### [Brief]
Transcribe every line of the listing below without any deviation.

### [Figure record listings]
------------------------------------------------

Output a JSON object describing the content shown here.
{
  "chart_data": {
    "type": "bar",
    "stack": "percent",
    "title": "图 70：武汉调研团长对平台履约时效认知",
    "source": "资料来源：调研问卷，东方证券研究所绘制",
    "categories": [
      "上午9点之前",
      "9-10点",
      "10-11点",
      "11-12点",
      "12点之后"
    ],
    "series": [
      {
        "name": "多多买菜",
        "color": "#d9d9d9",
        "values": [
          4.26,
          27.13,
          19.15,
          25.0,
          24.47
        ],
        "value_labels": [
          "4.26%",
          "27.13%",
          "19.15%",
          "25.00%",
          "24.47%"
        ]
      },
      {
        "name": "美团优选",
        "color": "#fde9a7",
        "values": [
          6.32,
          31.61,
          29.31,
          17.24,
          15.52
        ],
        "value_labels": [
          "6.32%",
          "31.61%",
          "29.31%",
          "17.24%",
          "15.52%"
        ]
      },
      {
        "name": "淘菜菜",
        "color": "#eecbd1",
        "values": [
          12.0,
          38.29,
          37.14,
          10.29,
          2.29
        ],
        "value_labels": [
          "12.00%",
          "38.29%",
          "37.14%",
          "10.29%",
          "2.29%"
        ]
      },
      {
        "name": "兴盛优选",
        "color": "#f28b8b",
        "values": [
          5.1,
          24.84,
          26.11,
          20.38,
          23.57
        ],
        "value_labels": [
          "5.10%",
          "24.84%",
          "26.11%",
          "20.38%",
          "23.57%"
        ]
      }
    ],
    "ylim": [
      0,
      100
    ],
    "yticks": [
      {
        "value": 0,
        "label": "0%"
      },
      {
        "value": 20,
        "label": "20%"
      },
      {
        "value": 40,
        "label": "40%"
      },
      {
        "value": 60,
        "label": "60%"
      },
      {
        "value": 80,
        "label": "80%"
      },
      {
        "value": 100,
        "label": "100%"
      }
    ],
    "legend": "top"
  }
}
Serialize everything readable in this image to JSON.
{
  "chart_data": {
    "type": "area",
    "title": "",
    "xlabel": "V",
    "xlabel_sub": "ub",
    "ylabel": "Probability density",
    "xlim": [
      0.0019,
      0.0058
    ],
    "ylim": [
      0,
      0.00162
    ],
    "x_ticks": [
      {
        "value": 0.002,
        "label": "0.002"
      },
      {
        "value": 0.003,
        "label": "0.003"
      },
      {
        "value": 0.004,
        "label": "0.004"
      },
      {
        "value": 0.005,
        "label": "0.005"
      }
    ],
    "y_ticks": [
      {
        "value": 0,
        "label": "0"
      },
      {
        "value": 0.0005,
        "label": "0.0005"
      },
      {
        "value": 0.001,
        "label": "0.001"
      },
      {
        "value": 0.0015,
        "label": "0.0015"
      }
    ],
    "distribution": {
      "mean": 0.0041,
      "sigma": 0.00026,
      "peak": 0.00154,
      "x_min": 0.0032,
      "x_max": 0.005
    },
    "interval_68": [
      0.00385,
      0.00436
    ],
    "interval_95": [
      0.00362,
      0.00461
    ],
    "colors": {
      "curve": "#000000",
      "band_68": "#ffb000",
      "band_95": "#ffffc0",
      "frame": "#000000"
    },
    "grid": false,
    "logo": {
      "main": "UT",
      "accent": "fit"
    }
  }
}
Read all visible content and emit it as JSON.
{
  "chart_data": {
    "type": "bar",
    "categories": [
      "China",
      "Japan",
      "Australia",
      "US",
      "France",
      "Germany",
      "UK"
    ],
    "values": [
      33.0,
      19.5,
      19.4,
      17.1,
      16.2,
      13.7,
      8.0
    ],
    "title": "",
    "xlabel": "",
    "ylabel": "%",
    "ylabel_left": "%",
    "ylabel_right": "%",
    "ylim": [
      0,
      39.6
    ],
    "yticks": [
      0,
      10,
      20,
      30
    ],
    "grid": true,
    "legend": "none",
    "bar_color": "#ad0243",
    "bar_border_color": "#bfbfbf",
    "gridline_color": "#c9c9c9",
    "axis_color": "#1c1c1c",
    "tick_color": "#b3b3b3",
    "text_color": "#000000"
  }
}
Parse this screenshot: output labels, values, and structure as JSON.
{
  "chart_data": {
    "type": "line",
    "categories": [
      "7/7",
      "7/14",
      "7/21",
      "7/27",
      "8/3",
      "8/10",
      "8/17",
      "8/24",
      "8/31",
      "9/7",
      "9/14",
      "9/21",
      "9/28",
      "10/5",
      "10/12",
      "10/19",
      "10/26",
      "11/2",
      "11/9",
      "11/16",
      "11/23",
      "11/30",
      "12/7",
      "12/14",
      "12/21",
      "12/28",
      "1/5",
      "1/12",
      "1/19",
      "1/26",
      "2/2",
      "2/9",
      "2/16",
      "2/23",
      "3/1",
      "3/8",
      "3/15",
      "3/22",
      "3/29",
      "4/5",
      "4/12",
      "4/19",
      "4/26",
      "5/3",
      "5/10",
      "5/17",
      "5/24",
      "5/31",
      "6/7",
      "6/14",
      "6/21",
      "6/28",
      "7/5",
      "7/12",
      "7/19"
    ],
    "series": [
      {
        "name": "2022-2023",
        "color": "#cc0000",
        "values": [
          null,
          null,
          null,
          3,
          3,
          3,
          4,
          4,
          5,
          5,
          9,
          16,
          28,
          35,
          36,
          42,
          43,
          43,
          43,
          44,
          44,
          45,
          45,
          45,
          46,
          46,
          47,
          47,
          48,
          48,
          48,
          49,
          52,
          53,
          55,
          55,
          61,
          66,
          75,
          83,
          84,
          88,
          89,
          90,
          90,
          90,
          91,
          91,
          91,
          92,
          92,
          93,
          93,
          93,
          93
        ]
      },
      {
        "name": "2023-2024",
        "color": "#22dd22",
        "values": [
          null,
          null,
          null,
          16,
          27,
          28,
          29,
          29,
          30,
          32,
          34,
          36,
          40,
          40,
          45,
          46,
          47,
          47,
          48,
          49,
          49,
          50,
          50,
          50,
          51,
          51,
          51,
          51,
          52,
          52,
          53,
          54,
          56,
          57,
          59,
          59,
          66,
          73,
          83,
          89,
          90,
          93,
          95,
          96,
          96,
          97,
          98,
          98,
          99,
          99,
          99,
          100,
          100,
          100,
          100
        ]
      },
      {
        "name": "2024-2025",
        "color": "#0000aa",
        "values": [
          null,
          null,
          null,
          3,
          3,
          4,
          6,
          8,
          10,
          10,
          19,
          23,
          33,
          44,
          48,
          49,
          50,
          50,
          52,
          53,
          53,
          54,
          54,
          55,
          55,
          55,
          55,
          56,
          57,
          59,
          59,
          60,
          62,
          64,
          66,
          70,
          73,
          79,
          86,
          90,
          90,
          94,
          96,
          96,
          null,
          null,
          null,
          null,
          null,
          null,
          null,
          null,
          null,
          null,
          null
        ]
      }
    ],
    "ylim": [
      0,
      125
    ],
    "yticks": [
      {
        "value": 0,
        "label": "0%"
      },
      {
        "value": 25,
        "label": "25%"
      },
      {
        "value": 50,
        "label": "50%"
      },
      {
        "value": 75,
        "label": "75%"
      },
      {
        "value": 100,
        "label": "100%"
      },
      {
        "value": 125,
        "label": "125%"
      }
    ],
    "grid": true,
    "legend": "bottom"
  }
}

------------------------------------------------

### [Reply]
Output a JSON object describing the content shown here.
{
  "chart_data": {
    "type": "bar",
    "stack": "percent",
    "title": "图 70：武汉调研团长对平台履约时效认知",
    "source": "资料来源：调研问卷，东方证券研究所绘制",
    "categories": [
      "上午9点之前",
      "9-10点",
      "10-11点",
      "11-12点",
      "12点之后"
    ],
    "series": [
      {
        "name": "多多买菜",
        "color": "#d9d9d9",
        "values": [
          4.26,
          27.13,
          19.15,
          25.0,
          24.47
        ],
        "value_labels": [
          "4.26%",
          "27.13%",
          "19.15%",
          "25.00%",
          "24.47%"
        ]
      },
      {
        "name": "美团优选",
        "color": "#fde9a7",
        "values": [
          6.32,
          31.61,
          29.31,
          17.24,
          15.52
        ],
        "value_labels": [
          "6.32%",
          "31.61%",
          "29.31%",
          "17.24%",
          "15.52%"
        ]
      },
      {
        "name": "淘菜菜",
        "color": "#eecbd1",
        "values": [
          12.0,
          38.29,
          37.14,
          10.29,
          2.29
        ],
        "value_labels": [
          "12.00%",
          "38.29%",
          "37.14%",
          "10.29%",
          "2.29%"
        ]
      },
      {
        "name": "兴盛优选",
        "color": "#f28b8b",
        "values": [
          5.1,
          24.84,
          26.11,
          20.38,
          23.57
        ],
        "value_labels": [
          "5.10%",
          "24.84%",
          "26.11%",
          "20.38%",
          "23.57%"
        ]
      }
    ],
    "ylim": [
      0,
      100
    ],
    "yticks": [
      {
        "value": 0,
        "label": "0%"
      },
      {
        "value": 20,
        "label": "20%"
      },
      {
        "value": 40,
        "label": "40%"
      },
      {
        "value": 60,
        "label": "60%"
      },
      {
        "value": 80,
        "label": "80%"
      },
      {
        "value": 100,
        "label": "100%"
      }
    ],
    "legend": "top"
  }
}
Serialize everything readable in this image to JSON.
{
  "chart_data": {
    "type": "area",
    "title": "",
    "xlabel": "V",
    "xlabel_sub": "ub",
    "ylabel": "Probability density",
    "xlim": [
      0.0019,
      0.0058
    ],
    "ylim": [
      0,
      0.00162
    ],
    "x_ticks": [
      {
        "value": 0.002,
        "label": "0.002"
      },
      {
        "value": 0.003,
        "label": "0.003"
      },
      {
        "value": 0.004,
        "label": "0.004"
      },
      {
        "value": 0.005,
        "label": "0.005"
      }
    ],
    "y_ticks": [
      {
        "value": 0,
        "label": "0"
      },
      {
        "value": 0.0005,
        "label": "0.0005"
      },
      {
        "value": 0.001,
        "label": "0.001"
      },
      {
        "value": 0.0015,
        "label": "0.0015"
      }
    ],
    "distribution": {
      "mean": 0.0041,
      "sigma": 0.00026,
      "peak": 0.00154,
      "x_min": 0.0032,
      "x_max": 0.005
    },
    "interval_68": [
      0.00385,
      0.00436
    ],
    "interval_95": [
      0.00362,
      0.00461
    ],
    "colors": {
      "curve": "#000000",
      "band_68": "#ffb000",
      "band_95": "#ffffc0",
      "frame": "#000000"
    },
    "grid": false,
    "logo": {
      "main": "UT",
      "accent": "fit"
    }
  }
}
Read all visible content and emit it as JSON.
{
  "chart_data": {
    "type": "bar",
    "categories": [
      "China",
      "Japan",
      "Australia",
      "US",
      "France",
      "Germany",
      "UK"
    ],
    "values": [
      33.0,
      19.5,
      19.4,
      17.1,
      16.2,
      13.7,
      8.0
    ],
    "title": "",
    "xlabel": "",
    "ylabel": "%",
    "ylabel_left": "%",
    "ylabel_right": "%",
    "ylim": [
      0,
      39.6
    ],
    "yticks": [
      0,
      10,
      20,
      30
    ],
    "grid": true,
    "legend": "none",
    "bar_color": "#ad0243",
    "bar_border_color": "#bfbfbf",
    "gridline_color": "#c9c9c9",
    "axis_color": "#1c1c1c",
    "tick_color": "#b3b3b3",
    "text_color": "#000000"
  }
}
Parse this screenshot: output labels, values, and structure as JSON.
{
  "chart_data": {
    "type": "line",
    "categories": [
      "7/7",
      "7/14",
      "7/21",
      "7/27",
      "8/3",
      "8/10",
      "8/17",
      "8/24",
      "8/31",
      "9/7",
      "9/14",
      "9/21",
      "9/28",
      "10/5",
      "10/12",
      "10/19",
      "10/26",
      "11/2",
      "11/9",
      "11/16",
      "11/23",
      "11/30",
      "12/7",
      "12/14",
      "12/21",
      "12/28",
      "1/5",
      "1/12",
      "1/19",
      "1/26",
      "2/2",
      "2/9",
      "2/16",
      "2/23",
      "3/1",
      "3/8",
      "3/15",
      "3/22",
      "3/29",
      "4/5",
      "4/12",
      "4/19",
      "4/26",
      "5/3",
      "5/10",
      "5/17",
      "5/24",
      "5/31",
      "6/7",
      "6/14",
      "6/21",
      "6/28",
      "7/5",
      "7/12",
      "7/19"
    ],
    "series": [
      {
        "name": "2022-2023",
        "color": "#cc0000",
        "values": [
          null,
          null,
          null,
          3,
          3,
          3,
          4,
          4,
          5,
          5,
          9,
          16,
          28,
          35,
          36,
          42,
          43,
          43,
          43,
          44,
          44,
          45,
          45,
          45,
          46,
          46,
          47,
          47,
          48,
          48,
          48,
          49,
          52,
          53,
          55,
          55,
          61,
          66,
          75,
          83,
          84,
          88,
          89,
          90,
          90,
          90,
          91,
          91,
          91,
          92,
          92,
          93,
          93,
          93,
          93
        ]
      },
      {
        "name": "2023-2024",
        "color": "#22dd22",
        "values": [
          null,
          null,
          null,
          16,
          27,
          28,
          29,
          29,
          30,
          32,
          34,
          36,
          40,
          40,
          45,
          46,
          47,
          47,
          48,
          49,
          49,
          50,
          50,
          50,
          51,
          51,
          51,
          51,
          52,
          52,
          53,
          54,
          56,
          57,
          59,
          59,
          66,
          73,
          83,
          89,
          90,
          93,
          95,
          96,
          96,
          97,
          98,
          98,
          99,
          99,
          99,
          100,
          100,
          100,
          100
        ]
      },
      {
        "name": "2024-2025",
        "color": "#0000aa",
        "values": [
          null,
          null,
          null,
          3,
          3,
          4,
          6,
          8,
          10,
          10,
          19,
          23,
          33,
          44,
          48,
          49,
          50,
          50,
          52,
          53,
          53,
          54,
          54,
          55,
          55,
          55,
          55,
          56,
          57,
          59,
          59,
          60,
          62,
          64,
          66,
          70,
          73,
          79,
          86,
          90,
          90,
          94,
          96,
          96,
          null,
          null,
          null,
          null,
          null,
          null,
          null,
          null,
          null,
          null,
          null
        ]
      }
    ],
    "ylim": [
      0,
      125
    ],
    "yticks": [
      {
        "value": 0,
        "label": "0%"
      },
      {
        "value": 25,
        "label": "25%"
      },
      {
        "value": 50,
        "label": "50%"
      },
      {
        "value": 75,
        "label": "75%"
      },
      {
        "value": 100,
        "label": "100%"
      },
      {
        "value": 125,
        "label": "125%"
      }
    ],
    "grid": true,
    "legend": "bottom"
  }
}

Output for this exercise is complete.